**The task**
Rewrite all of the records as a Markdown table with two columns, Row and Line. Put a running row number under Row and one line of the records under Line, leaving out any blank lines.

**Data rows**
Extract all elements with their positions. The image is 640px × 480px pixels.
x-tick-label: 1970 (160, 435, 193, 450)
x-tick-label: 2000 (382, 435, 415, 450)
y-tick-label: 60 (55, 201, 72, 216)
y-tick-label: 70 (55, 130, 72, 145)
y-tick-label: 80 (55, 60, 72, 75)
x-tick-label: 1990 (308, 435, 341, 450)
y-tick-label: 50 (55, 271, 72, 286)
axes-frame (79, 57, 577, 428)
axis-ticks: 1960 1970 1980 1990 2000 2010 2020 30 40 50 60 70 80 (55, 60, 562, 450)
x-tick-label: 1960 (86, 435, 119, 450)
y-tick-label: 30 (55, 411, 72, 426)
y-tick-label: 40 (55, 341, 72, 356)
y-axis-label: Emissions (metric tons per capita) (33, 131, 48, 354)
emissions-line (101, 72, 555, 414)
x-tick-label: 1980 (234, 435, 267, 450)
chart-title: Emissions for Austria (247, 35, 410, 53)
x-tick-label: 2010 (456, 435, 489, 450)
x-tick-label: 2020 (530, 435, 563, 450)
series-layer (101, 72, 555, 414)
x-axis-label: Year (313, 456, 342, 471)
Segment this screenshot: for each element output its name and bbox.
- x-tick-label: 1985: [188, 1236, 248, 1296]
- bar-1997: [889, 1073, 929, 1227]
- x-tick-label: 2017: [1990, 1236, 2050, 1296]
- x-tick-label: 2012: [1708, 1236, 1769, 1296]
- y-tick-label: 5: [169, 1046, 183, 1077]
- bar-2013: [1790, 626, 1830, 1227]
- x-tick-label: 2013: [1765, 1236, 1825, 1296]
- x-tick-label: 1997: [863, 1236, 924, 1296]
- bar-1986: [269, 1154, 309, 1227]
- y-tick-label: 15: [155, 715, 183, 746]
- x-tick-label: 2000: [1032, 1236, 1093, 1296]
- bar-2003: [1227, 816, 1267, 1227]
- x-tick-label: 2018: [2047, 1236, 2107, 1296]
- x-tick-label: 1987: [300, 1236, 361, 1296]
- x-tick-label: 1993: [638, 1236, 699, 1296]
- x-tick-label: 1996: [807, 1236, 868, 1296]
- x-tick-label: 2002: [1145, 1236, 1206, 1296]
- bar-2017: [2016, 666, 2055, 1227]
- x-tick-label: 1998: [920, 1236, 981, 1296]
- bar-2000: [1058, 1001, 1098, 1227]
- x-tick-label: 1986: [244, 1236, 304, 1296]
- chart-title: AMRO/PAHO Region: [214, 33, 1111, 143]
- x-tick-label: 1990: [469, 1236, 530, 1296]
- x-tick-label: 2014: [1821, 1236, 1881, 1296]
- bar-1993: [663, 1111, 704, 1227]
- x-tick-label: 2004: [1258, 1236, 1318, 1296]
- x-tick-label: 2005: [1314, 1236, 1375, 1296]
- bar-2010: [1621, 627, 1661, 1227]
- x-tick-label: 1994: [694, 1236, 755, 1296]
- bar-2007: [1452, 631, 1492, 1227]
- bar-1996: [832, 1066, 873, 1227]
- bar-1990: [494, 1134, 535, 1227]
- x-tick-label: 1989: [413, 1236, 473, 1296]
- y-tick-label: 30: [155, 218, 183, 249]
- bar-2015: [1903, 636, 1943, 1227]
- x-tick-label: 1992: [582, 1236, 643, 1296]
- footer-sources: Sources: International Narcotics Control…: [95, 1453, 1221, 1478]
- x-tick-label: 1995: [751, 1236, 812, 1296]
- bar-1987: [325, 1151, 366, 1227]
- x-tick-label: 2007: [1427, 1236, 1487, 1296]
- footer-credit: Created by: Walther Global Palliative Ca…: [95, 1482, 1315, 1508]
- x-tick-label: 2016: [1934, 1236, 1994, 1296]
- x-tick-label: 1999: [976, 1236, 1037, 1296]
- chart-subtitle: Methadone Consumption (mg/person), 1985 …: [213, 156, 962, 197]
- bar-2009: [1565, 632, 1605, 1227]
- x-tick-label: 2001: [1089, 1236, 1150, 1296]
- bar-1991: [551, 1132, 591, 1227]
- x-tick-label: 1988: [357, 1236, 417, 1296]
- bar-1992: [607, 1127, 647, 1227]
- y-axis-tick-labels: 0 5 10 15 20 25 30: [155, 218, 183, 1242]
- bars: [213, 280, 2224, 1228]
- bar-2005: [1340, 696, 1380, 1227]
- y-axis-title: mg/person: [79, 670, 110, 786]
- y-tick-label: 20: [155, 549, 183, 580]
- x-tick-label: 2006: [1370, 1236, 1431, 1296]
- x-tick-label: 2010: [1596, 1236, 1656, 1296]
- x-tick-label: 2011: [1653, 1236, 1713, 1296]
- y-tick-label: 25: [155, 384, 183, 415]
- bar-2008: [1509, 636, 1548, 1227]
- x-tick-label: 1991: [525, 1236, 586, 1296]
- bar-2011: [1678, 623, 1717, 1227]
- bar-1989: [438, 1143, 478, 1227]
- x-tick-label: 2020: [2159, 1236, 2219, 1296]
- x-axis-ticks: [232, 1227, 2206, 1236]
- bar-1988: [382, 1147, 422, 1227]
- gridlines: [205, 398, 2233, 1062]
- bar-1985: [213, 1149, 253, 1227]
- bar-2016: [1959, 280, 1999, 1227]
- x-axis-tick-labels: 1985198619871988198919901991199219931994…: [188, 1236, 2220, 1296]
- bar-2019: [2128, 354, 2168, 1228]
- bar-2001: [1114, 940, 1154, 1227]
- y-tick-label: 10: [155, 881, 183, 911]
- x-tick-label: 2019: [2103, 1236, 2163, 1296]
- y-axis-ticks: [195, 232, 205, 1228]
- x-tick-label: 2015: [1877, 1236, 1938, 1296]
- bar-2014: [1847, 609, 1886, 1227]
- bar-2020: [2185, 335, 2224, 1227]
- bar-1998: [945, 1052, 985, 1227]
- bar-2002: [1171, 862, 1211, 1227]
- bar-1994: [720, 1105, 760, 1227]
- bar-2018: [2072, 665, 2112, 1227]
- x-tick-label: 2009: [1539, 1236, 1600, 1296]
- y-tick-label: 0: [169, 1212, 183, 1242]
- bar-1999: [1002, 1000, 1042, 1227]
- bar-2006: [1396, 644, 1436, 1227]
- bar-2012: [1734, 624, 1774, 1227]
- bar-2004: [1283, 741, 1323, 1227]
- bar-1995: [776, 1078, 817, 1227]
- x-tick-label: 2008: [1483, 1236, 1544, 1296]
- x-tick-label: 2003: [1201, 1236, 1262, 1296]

**Full response**
| Row | Line |
|---|---|
| 1 | Extract all elements with their positions. The image is 640px × 480px pixels. |
| 2 | x-tick-label: 1970 (160, 435, 193, 450) |
| 3 | x-tick-label: 2000 (382, 435, 415, 450) |
| 4 | y-tick-label: 60 (55, 201, 72, 216) |
| 5 | y-tick-label: 70 (55, 130, 72, 145) |
| 6 | y-tick-label: 80 (55, 60, 72, 75) |
| 7 | x-tick-label: 1990 (308, 435, 341, 450) |
| 8 | y-tick-label: 50 (55, 271, 72, 286) |
| 9 | axes-frame (79, 57, 577, 428) |
| 10 | axis-ticks: 1960 1970 1980 1990 2000 2010 2020 30 40 50 60 70 80 (55, 60, 562, 450) |
| 11 | x-tick-label: 1960 (86, 435, 119, 450) |
| 12 | y-tick-label: 30 (55, 411, 72, 426) |
| 13 | y-tick-label: 40 (55, 341, 72, 356) |
| 14 | y-axis-label: Emissions (metric tons per capita) (33, 131, 48, 354) |
| 15 | emissions-line (101, 72, 555, 414) |
| 16 | x-tick-label: 1980 (234, 435, 267, 450) |
| 17 | chart-title: Emissions for Austria (247, 35, 410, 53) |
| 18 | x-tick-label: 2010 (456, 435, 489, 450) |
| 19 | x-tick-label: 2020 (530, 435, 563, 450) |
| 20 | series-layer (101, 72, 555, 414) |
| 21 | x-axis-label: Year (313, 456, 342, 471) |
| 22 | Segment this screenshot: for each element output its name and bbox. |
| 23 | - x-tick-label: 1985: [188, 1236, 248, 1296] |
| 24 | - bar-1997: [889, 1073, 929, 1227] |
| 25 | - x-tick-label: 2017: [1990, 1236, 2050, 1296] |
| 26 | - x-tick-label: 2012: [1708, 1236, 1769, 1296] |
| 27 | - y-tick-label: 5: [169, 1046, 183, 1077] |
| 28 | - bar-2013: [1790, 626, 1830, 1227] |
| 29 | - x-tick-label: 2013: [1765, 1236, 1825, 1296] |
| 30 | - x-tick-label: 1997: [863, 1236, 924, 1296] |
| 31 | - bar-1986: [269, 1154, 309, 1227] |
| 32 | - y-tick-label: 15: [155, 715, 183, 746] |
| 33 | - x-tick-label: 2000: [1032, 1236, 1093, 1296] |
| 34 | - bar-2003: [1227, 816, 1267, 1227] |
| 35 | - x-tick-label: 2018: [2047, 1236, 2107, 1296] |
| 36 | - x-tick-label: 1987: [300, 1236, 361, 1296] |
| 37 | - x-tick-label: 1993: [638, 1236, 699, 1296] |
| 38 | - x-tick-label: 1996: [807, 1236, 868, 1296] |
| 39 | - x-tick-label: 2002: [1145, 1236, 1206, 1296] |
| 40 | - bar-2017: [2016, 666, 2055, 1227] |
| 41 | - x-tick-label: 1998: [920, 1236, 981, 1296] |
| 42 | - bar-2000: [1058, 1001, 1098, 1227] |
| 43 | - x-tick-label: 1986: [244, 1236, 304, 1296] |
| 44 | - chart-title: AMRO/PAHO Region: [214, 33, 1111, 143] |
| 45 | - x-tick-label: 1990: [469, 1236, 530, 1296] |
| 46 | - x-tick-label: 2014: [1821, 1236, 1881, 1296] |
| 47 | - bar-1993: [663, 1111, 704, 1227] |
| 48 | - x-tick-label: 2004: [1258, 1236, 1318, 1296] |
| 49 | - x-tick-label: 2005: [1314, 1236, 1375, 1296] |
| 50 | - bar-2010: [1621, 627, 1661, 1227] |
| 51 | - x-tick-label: 1994: [694, 1236, 755, 1296] |
| 52 | - bar-2007: [1452, 631, 1492, 1227] |
| 53 | - bar-1996: [832, 1066, 873, 1227] |
| 54 | - bar-1990: [494, 1134, 535, 1227] |
| 55 | - x-tick-label: 1989: [413, 1236, 473, 1296] |
| 56 | - y-tick-label: 30: [155, 218, 183, 249] |
| 57 | - bar-2015: [1903, 636, 1943, 1227] |
| 58 | - x-tick-label: 1992: [582, 1236, 643, 1296] |
| 59 | - footer-sources: Sources: International Narcotics Control…: [95, 1453, 1221, 1478] |
| 60 | - x-tick-label: 1995: [751, 1236, 812, 1296] |
| 61 | - bar-1987: [325, 1151, 366, 1227] |
| 62 | - x-tick-label: 2007: [1427, 1236, 1487, 1296] |
| 63 | - footer-credit: Created by: Walther Global Palliative Ca…: [95, 1482, 1315, 1508] |
| 64 | - x-tick-label: 2016: [1934, 1236, 1994, 1296] |
| 65 | - x-tick-label: 1999: [976, 1236, 1037, 1296] |
| 66 | - chart-subtitle: Methadone Consumption (mg/person), 1985 …: [213, 156, 962, 197] |
| 67 | - bar-2009: [1565, 632, 1605, 1227] |
| 68 | - x-tick-label: 2001: [1089, 1236, 1150, 1296] |
| 69 | - bar-1991: [551, 1132, 591, 1227] |
| 70 | - x-tick-label: 1988: [357, 1236, 417, 1296] |
| 71 | - bar-1992: [607, 1127, 647, 1227] |
| 72 | - y-axis-tick-labels: 0 5 10 15 20 25 30: [155, 218, 183, 1242] |
| 73 | - bars: [213, 280, 2224, 1228] |
| 74 | - bar-2005: [1340, 696, 1380, 1227] |
| 75 | - y-axis-title: mg/person: [79, 670, 110, 786] |
| 76 | - y-tick-label: 20: [155, 549, 183, 580] |
| 77 | - x-tick-label: 2006: [1370, 1236, 1431, 1296] |
| 78 | - x-tick-label: 2010: [1596, 1236, 1656, 1296] |
| 79 | - x-tick-label: 2011: [1653, 1236, 1713, 1296] |
| 80 | - y-tick-label: 25: [155, 384, 183, 415] |
| 81 | - bar-2008: [1509, 636, 1548, 1227] |
| 82 | - x-tick-label: 1991: [525, 1236, 586, 1296] |
| 83 | - bar-2011: [1678, 623, 1717, 1227] |
| 84 | - bar-1989: [438, 1143, 478, 1227] |
| 85 | - x-tick-label: 2020: [2159, 1236, 2219, 1296] |
| 86 | - x-axis-ticks: [232, 1227, 2206, 1236] |
| 87 | - bar-1988: [382, 1147, 422, 1227] |
| 88 | - gridlines: [205, 398, 2233, 1062] |
| 89 | - bar-1985: [213, 1149, 253, 1227] |
| 90 | - bar-2016: [1959, 280, 1999, 1227] |
| 91 | - x-axis-tick-labels: 1985198619871988198919901991199219931994…: [188, 1236, 2220, 1296] |
| 92 | - bar-2019: [2128, 354, 2168, 1228] |
| 93 | - bar-2001: [1114, 940, 1154, 1227] |
| 94 | - y-tick-label: 10: [155, 881, 183, 911] |
| 95 | - x-tick-label: 2019: [2103, 1236, 2163, 1296] |
| 96 | - y-axis-ticks: [195, 232, 205, 1228] |
| 97 | - x-tick-label: 2015: [1877, 1236, 1938, 1296] |
| 98 | - bar-2014: [1847, 609, 1886, 1227] |
| 99 | - bar-2020: [2185, 335, 2224, 1227] |
| 100 | - bar-1998: [945, 1052, 985, 1227] |
| 101 | - bar-2002: [1171, 862, 1211, 1227] |
| 102 | - bar-1994: [720, 1105, 760, 1227] |
| 103 | - bar-2018: [2072, 665, 2112, 1227] |
| 104 | - x-tick-label: 2009: [1539, 1236, 1600, 1296] |
| 105 | - y-tick-label: 0: [169, 1212, 183, 1242] |
| 106 | - bar-1999: [1002, 1000, 1042, 1227] |
| 107 | - bar-2006: [1396, 644, 1436, 1227] |
| 108 | - bar-2012: [1734, 624, 1774, 1227] |
| 109 | - bar-2004: [1283, 741, 1323, 1227] |
| 110 | - bar-1995: [776, 1078, 817, 1227] |
| 111 | - x-tick-label: 2008: [1483, 1236, 1544, 1296] |
| 112 | - x-tick-label: 2003: [1201, 1236, 1262, 1296] |